To do = Of all the lines in the records, how many hold the word "content"? Answer with the number only.

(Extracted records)
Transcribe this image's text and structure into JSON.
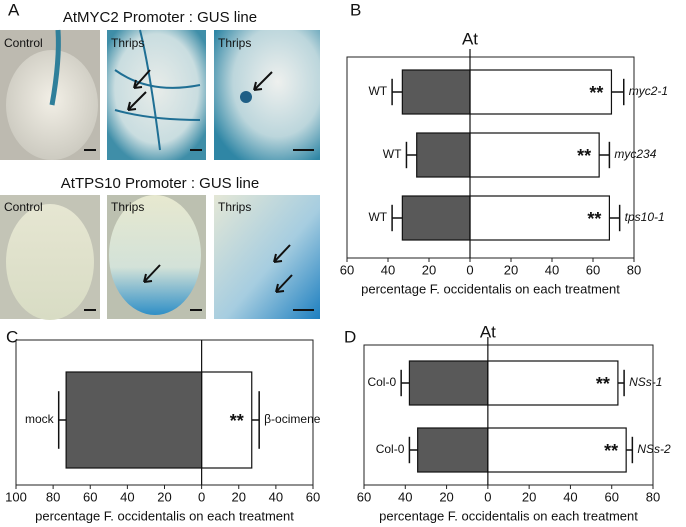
{
  "panel_labels": [
    "A",
    "B",
    "C",
    "D"
  ],
  "panel_a": {
    "rows": [
      {
        "title": "AtMYC2 Promoter : GUS line",
        "images": [
          "Control",
          "Thrips",
          "Thrips"
        ]
      },
      {
        "title": "AtTPS10 Promoter : GUS line",
        "images": [
          "Control",
          "Thrips",
          "Thrips"
        ]
      }
    ]
  },
  "chart_data": [
    {
      "type": "diverging-bar",
      "title": "At",
      "xlabel": "percentage F. occidentalis on each treatment",
      "xlim": [
        -60,
        80
      ],
      "xticks": [
        {
          "value": -60,
          "label": "60"
        },
        {
          "value": -40,
          "label": "40"
        },
        {
          "value": -20,
          "label": "20"
        },
        0,
        20,
        40,
        60,
        80
      ],
      "series": [
        {
          "labels": [
            "WT",
            "WT",
            "WT"
          ],
          "values": [
            -33,
            -26,
            -33
          ],
          "errors": [
            5,
            5,
            5
          ],
          "color": "#595959"
        },
        {
          "labels": [
            "myc2-1",
            "myc234",
            "tps10-1"
          ],
          "values": [
            69,
            63,
            68
          ],
          "errors": [
            6,
            5,
            5
          ],
          "color": "#ffffff"
        }
      ],
      "annotations": [
        "**",
        "**",
        "**"
      ]
    },
    {
      "type": "diverging-bar",
      "xlabel": "percentage F. occidentalis on each treatment",
      "xlim": [
        -100,
        60
      ],
      "xticks": [
        {
          "value": -100,
          "label": "100"
        },
        {
          "value": -80,
          "label": "80"
        },
        {
          "value": -60,
          "label": "60"
        },
        {
          "value": -40,
          "label": "40"
        },
        {
          "value": -20,
          "label": "20"
        },
        0,
        20,
        40,
        60
      ],
      "series": [
        {
          "labels": [
            "mock"
          ],
          "values": [
            -73
          ],
          "errors": [
            4
          ],
          "color": "#595959"
        },
        {
          "labels": [
            "β-ocimene"
          ],
          "values": [
            27
          ],
          "errors": [
            4
          ],
          "color": "#ffffff"
        }
      ],
      "annotations": [
        "**"
      ]
    },
    {
      "type": "diverging-bar",
      "title": "At",
      "xlabel": "percentage F. occidentalis on each treatment",
      "xlim": [
        -60,
        80
      ],
      "xticks": [
        {
          "value": -60,
          "label": "60"
        },
        {
          "value": -40,
          "label": "40"
        },
        {
          "value": -20,
          "label": "20"
        },
        0,
        20,
        40,
        60,
        80
      ],
      "series": [
        {
          "labels": [
            "Col-0",
            "Col-0"
          ],
          "values": [
            -38,
            -34
          ],
          "errors": [
            4,
            4
          ],
          "color": "#595959"
        },
        {
          "labels": [
            "NSs-1",
            "NSs-2"
          ],
          "values": [
            63,
            67
          ],
          "errors": [
            3,
            3
          ],
          "color": "#ffffff"
        }
      ],
      "annotations": [
        "**",
        "**"
      ]
    }
  ]
}
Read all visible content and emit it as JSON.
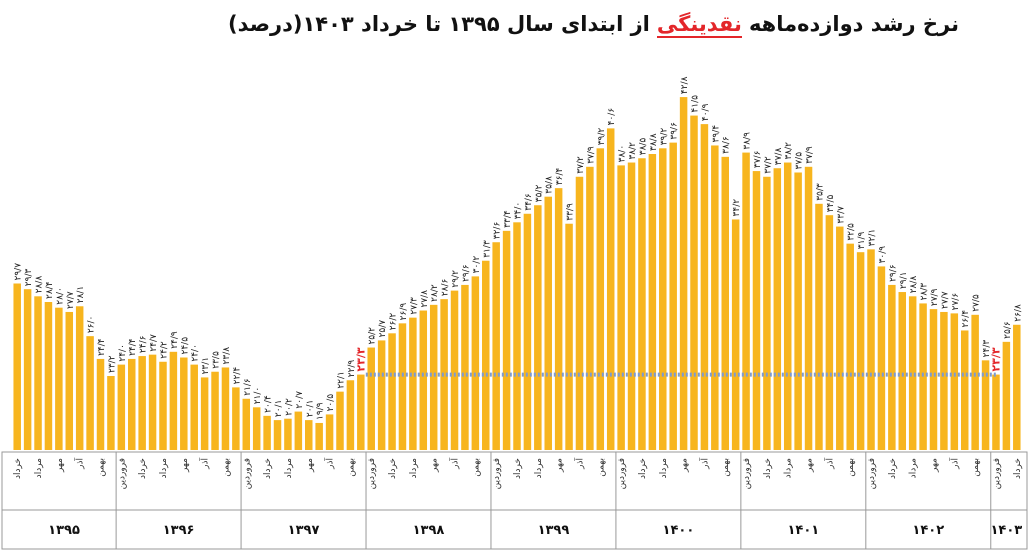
{
  "chart_data": {
    "type": "bar",
    "title": {
      "before": "نرخ رشد دوازده‌ماهه",
      "highlight": "نقدینگی",
      "after": "از ابتدای سال ۱۳۹۵ تا خرداد ۱۴۰۳(درصد)"
    },
    "categories": [
      "خرداد",
      null,
      "مرداد",
      null,
      "مهر",
      null,
      "آذر",
      null,
      "بهمن",
      null,
      "فروردین",
      null,
      "خرداد",
      null,
      "مرداد",
      null,
      "مهر",
      null,
      "آذر",
      null,
      "بهمن",
      null,
      "فروردین",
      null,
      "خرداد",
      null,
      "مرداد",
      null,
      "مهر",
      null,
      "آذر",
      null,
      "بهمن",
      null,
      "فروردین",
      null,
      "خرداد",
      null,
      "مرداد",
      null,
      "مهر",
      null,
      "آذر",
      null,
      "بهمن",
      null,
      "فروردین",
      null,
      "خرداد",
      null,
      "مرداد",
      null,
      "مهر",
      null,
      "آذر",
      null,
      "بهمن",
      null,
      "فروردین",
      null,
      "خرداد",
      null,
      "مرداد",
      null,
      "مهر",
      null,
      "آذر",
      null,
      "بهمن",
      null,
      "فروردین",
      null,
      "خرداد",
      null,
      "مرداد",
      null,
      "مهر",
      null,
      "آذر",
      null,
      "بهمن",
      null,
      "فروردین",
      null,
      "خرداد",
      null,
      "مرداد",
      null,
      "مهر",
      null,
      "آذر",
      null,
      "بهمن",
      null,
      "فروردین",
      null,
      "خرداد"
    ],
    "values": [
      29.7,
      29.3,
      28.8,
      28.4,
      28.0,
      27.7,
      28.1,
      26.0,
      24.4,
      23.2,
      24.0,
      24.4,
      24.6,
      24.7,
      24.2,
      24.9,
      24.5,
      24.0,
      23.1,
      23.5,
      23.8,
      22.4,
      21.6,
      21.0,
      20.4,
      20.1,
      20.2,
      20.7,
      20.1,
      19.9,
      20.5,
      22.1,
      22.9,
      23.3,
      25.2,
      25.7,
      26.2,
      26.9,
      27.3,
      27.8,
      28.2,
      28.6,
      29.2,
      29.6,
      30.2,
      31.3,
      32.6,
      33.4,
      34.0,
      34.6,
      35.2,
      35.8,
      36.4,
      33.9,
      37.2,
      37.9,
      39.2,
      40.6,
      38.0,
      38.2,
      38.5,
      38.8,
      39.2,
      39.6,
      42.8,
      41.5,
      40.9,
      39.4,
      38.6,
      34.2,
      38.9,
      37.6,
      37.2,
      37.8,
      38.2,
      37.5,
      37.9,
      35.3,
      34.5,
      33.7,
      32.5,
      31.9,
      32.1,
      30.9,
      29.6,
      29.1,
      28.8,
      28.3,
      27.9,
      27.7,
      27.6,
      26.4,
      27.5,
      24.3,
      23.3,
      25.6,
      26.8
    ],
    "value_labels": [
      "۲۹/۷",
      "۲۹/۳",
      "۲۸/۸",
      "۲۸/۴",
      "۲۸/۰",
      "۲۷/۷",
      "۲۸/۱",
      "۲۶/۰",
      "۲۴/۴",
      "۲۳/۲",
      "۲۴/۰",
      "۲۴/۴",
      "۲۴/۶",
      "۲۴/۷",
      "۲۴/۲",
      "۲۴/۹",
      "۲۴/۵",
      "۲۴/۰",
      "۲۳/۱",
      "۲۳/۵",
      "۲۳/۸",
      "۲۲/۴",
      "۲۱/۶",
      "۲۱/۰",
      "۲۰/۴",
      "۲۰/۱",
      "۲۰/۲",
      "۲۰/۷",
      "۲۰/۱",
      "۱۹/۹",
      "۲۰/۵",
      "۲۲/۱",
      "۲۲/۹",
      "۲۳/۳",
      "۲۵/۲",
      "۲۵/۷",
      "۲۶/۲",
      "۲۶/۹",
      "۲۷/۳",
      "۲۷/۸",
      "۲۸/۲",
      "۲۸/۶",
      "۲۹/۲",
      "۲۹/۶",
      "۳۰/۲",
      "۳۱/۳",
      "۳۲/۶",
      "۳۳/۴",
      "۳۴/۰",
      "۳۴/۶",
      "۳۵/۲",
      "۳۵/۸",
      "۳۶/۴",
      "۳۳/۹",
      "۳۷/۲",
      "۳۷/۹",
      "۳۹/۲",
      "۴۰/۶",
      "۳۸/۰",
      "۳۸/۲",
      "۳۸/۵",
      "۳۸/۸",
      "۳۹/۲",
      "۳۹/۶",
      "۴۲/۸",
      "۴۱/۵",
      "۴۰/۹",
      "۳۹/۴",
      "۳۸/۶",
      "۳۴/۲",
      "۳۸/۹",
      "۳۷/۶",
      "۳۷/۲",
      "۳۷/۸",
      "۳۸/۲",
      "۳۷/۵",
      "۳۷/۹",
      "۳۵/۳",
      "۳۴/۵",
      "۳۳/۷",
      "۳۲/۵",
      "۳۱/۹",
      "۳۲/۱",
      "۳۰/۹",
      "۲۹/۶",
      "۲۹/۱",
      "۲۸/۸",
      "۲۸/۳",
      "۲۷/۹",
      "۲۷/۷",
      "۲۷/۶",
      "۲۶/۴",
      "۲۷/۵",
      "۲۴/۳",
      "۲۳/۳",
      "۲۵/۶",
      "۲۶/۸"
    ],
    "years": [
      "۱۳۹۵",
      "۱۳۹۶",
      "۱۳۹۷",
      "۱۳۹۸",
      "۱۳۹۹",
      "۱۴۰۰",
      "۱۴۰۱",
      "۱۴۰۲",
      "۱۴۰۳"
    ],
    "color": "#f7b51e",
    "highlights": [
      33,
      94
    ],
    "highlight_color": "#e3262a",
    "reference_color": "#7e9bcf",
    "ylim": [
      18,
      44
    ]
  }
}
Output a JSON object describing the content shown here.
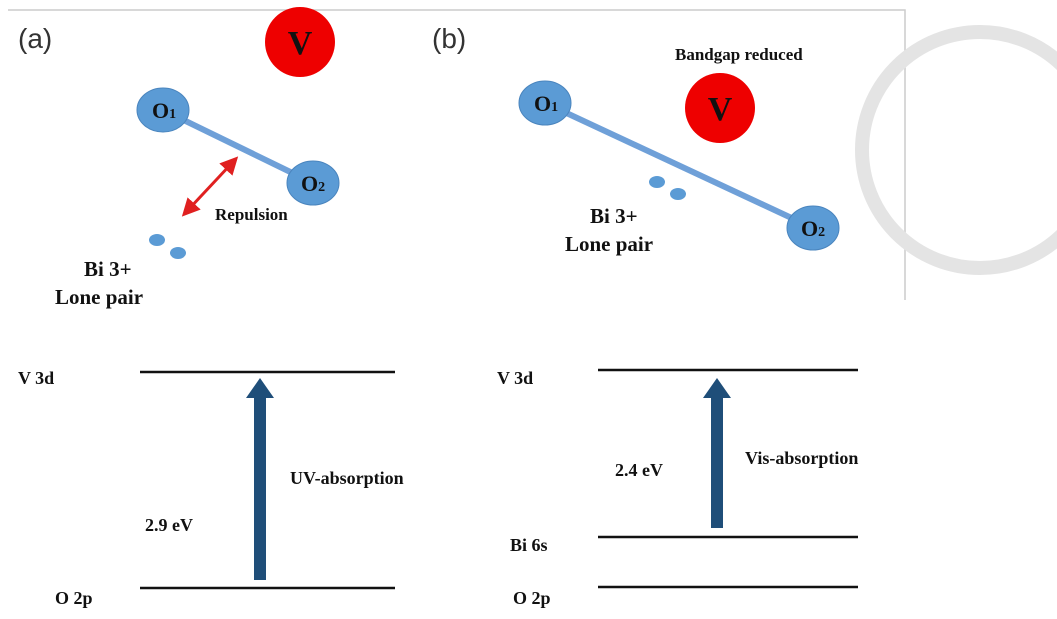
{
  "panel_a": {
    "label": "(a)",
    "vanadium": "V",
    "oxygen_1": {
      "symbol": "O",
      "subscript": "1"
    },
    "oxygen_2": {
      "symbol": "O",
      "subscript": "2"
    },
    "repulsion": "Repulsion",
    "bi_ion": "Bi 3+",
    "lone_pair": "Lone pair",
    "level_top": "V 3d",
    "level_bottom": "O 2p",
    "gap": "2.9 eV",
    "absorption": "UV-absorption"
  },
  "panel_b": {
    "label": "(b)",
    "note": "Bandgap reduced",
    "vanadium": "V",
    "oxygen_1": {
      "symbol": "O",
      "subscript": "1"
    },
    "oxygen_2": {
      "symbol": "O",
      "subscript": "2"
    },
    "bi_ion": "Bi 3+",
    "lone_pair": "Lone pair",
    "level_top": "V 3d",
    "level_middle": "Bi 6s",
    "level_bottom": "O 2p",
    "gap": "2.4 eV",
    "absorption": "Vis-absorption"
  }
}
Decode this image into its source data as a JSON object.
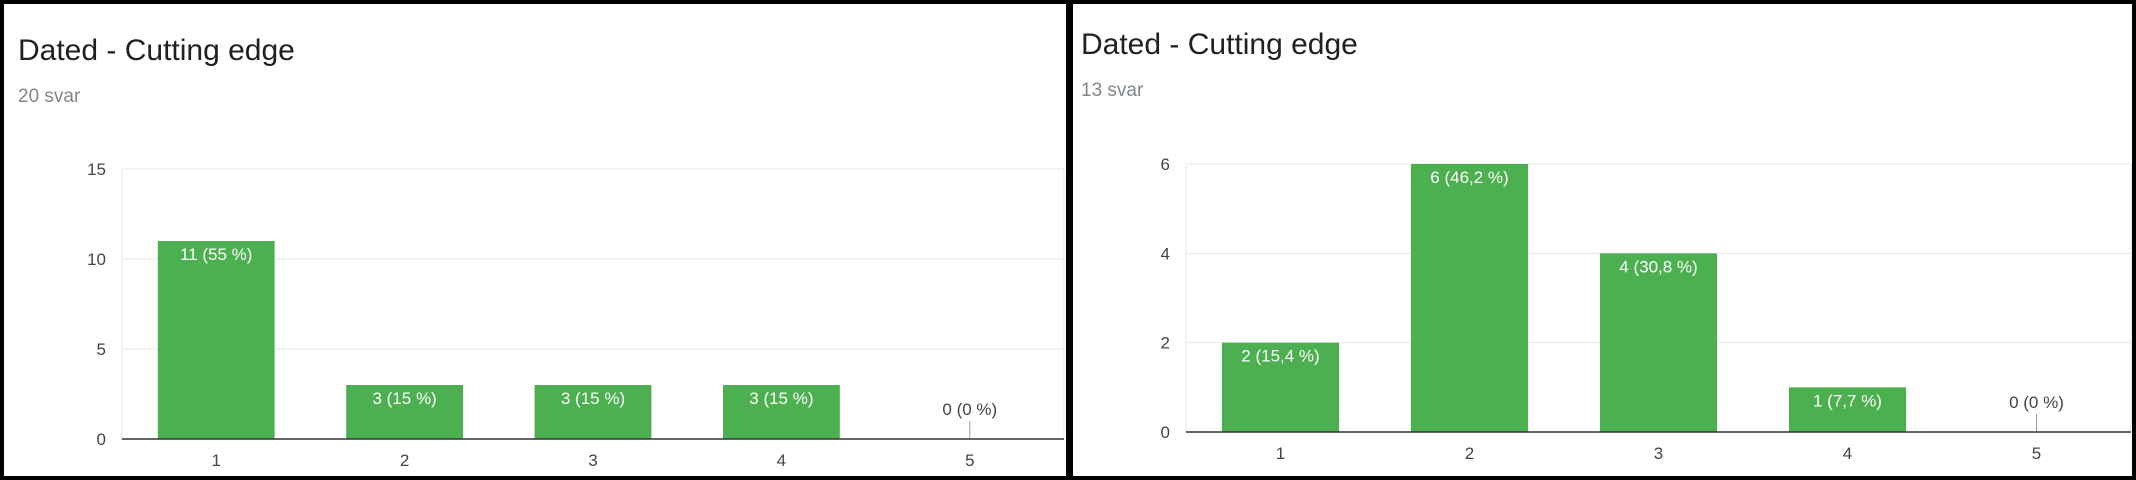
{
  "chart_data": [
    {
      "type": "bar",
      "title": "Dated - Cutting edge",
      "subtitle": "20 svar",
      "categories": [
        "1",
        "2",
        "3",
        "4",
        "5"
      ],
      "values": [
        11,
        3,
        3,
        3,
        0
      ],
      "data_labels": [
        "11 (55 %)",
        "3 (15 %)",
        "3 (15 %)",
        "3 (15 %)",
        "0 (0 %)"
      ],
      "yticks": [
        0,
        5,
        10,
        15
      ],
      "ylim": [
        0,
        15
      ],
      "grid": true,
      "bar_color": "#4caf50"
    },
    {
      "type": "bar",
      "title": "Dated - Cutting edge",
      "subtitle": "13 svar",
      "categories": [
        "1",
        "2",
        "3",
        "4",
        "5"
      ],
      "values": [
        2,
        6,
        4,
        1,
        0
      ],
      "data_labels": [
        "2 (15,4 %)",
        "6 (46,2 %)",
        "4 (30,8 %)",
        "1 (7,7 %)",
        "0 (0 %)"
      ],
      "yticks": [
        0,
        2,
        4,
        6
      ],
      "ylim": [
        0,
        6
      ],
      "grid": true,
      "bar_color": "#4caf50"
    }
  ]
}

Completed task = 2